(Exercise description) All records should be reproduced verbatim.

Saved entries

☆ ☆ ☆

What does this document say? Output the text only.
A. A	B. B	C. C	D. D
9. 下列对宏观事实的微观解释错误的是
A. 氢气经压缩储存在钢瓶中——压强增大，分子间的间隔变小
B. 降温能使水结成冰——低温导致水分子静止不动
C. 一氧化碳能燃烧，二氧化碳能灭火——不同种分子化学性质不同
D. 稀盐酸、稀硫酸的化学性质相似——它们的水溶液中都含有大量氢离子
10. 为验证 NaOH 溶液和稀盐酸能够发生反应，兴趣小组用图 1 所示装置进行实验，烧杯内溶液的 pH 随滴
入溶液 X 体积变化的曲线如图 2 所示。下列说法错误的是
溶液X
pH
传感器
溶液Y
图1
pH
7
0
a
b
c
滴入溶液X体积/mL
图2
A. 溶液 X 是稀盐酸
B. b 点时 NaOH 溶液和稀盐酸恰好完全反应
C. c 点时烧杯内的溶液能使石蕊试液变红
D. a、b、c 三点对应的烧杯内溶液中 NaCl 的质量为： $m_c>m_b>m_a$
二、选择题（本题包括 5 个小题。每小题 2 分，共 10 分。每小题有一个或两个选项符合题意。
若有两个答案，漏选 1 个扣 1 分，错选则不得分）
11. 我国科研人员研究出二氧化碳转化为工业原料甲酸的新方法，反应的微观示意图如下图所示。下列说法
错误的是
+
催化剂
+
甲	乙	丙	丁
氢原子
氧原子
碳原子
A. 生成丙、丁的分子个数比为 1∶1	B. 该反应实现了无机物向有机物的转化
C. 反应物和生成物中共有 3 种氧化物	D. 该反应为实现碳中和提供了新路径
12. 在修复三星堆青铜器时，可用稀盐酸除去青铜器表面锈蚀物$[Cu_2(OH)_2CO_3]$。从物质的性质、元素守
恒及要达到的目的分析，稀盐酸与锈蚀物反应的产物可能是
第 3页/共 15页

☆ ☆ ☆

(Output of the exercise)
What does this document say? Output the text only.
A. A	B. B	C. C	D. D
9. 下列对宏观事实的微观解释错误的是
A. 氢气经压缩储存在钢瓶中——压强增大，分子间的间隔变小
B. 降温能使水结成冰——低温导致水分子静止不动
C. 一氧化碳能燃烧，二氧化碳能灭火——不同种分子化学性质不同
D. 稀盐酸、稀硫酸的化学性质相似——它们的水溶液中都含有大量氢离子
10. 为验证 NaOH 溶液和稀盐酸能够发生反应，兴趣小组用图 1 所示装置进行实验，烧杯内溶液的 pH 随滴
入溶液 X 体积变化的曲线如图 2 所示。下列说法错误的是
溶液X
pH
传感器
溶液Y
图1
pH
7
0
a
b
c
滴入溶液X体积/mL
图2
A. 溶液 X 是稀盐酸
B. b 点时 NaOH 溶液和稀盐酸恰好完全反应
C. c 点时烧杯内的溶液能使石蕊试液变红
D. a、b、c 三点对应的烧杯内溶液中 NaCl 的质量为： $m_c>m_b>m_a$
二、选择题（本题包括 5 个小题。每小题 2 分，共 10 分。每小题有一个或两个选项符合题意。
若有两个答案，漏选 1 个扣 1 分，错选则不得分）
11. 我国科研人员研究出二氧化碳转化为工业原料甲酸的新方法，反应的微观示意图如下图所示。下列说法
错误的是
+
催化剂
+
甲	乙	丙	丁
氢原子
氧原子
碳原子
A. 生成丙、丁的分子个数比为 1∶1	B. 该反应实现了无机物向有机物的转化
C. 反应物和生成物中共有 3 种氧化物	D. 该反应为实现碳中和提供了新路径
12. 在修复三星堆青铜器时，可用稀盐酸除去青铜器表面锈蚀物$[Cu_2(OH)_2CO_3]$。从物质的性质、元素守
恒及要达到的目的分析，稀盐酸与锈蚀物反应的产物可能是
第 3页/共 15页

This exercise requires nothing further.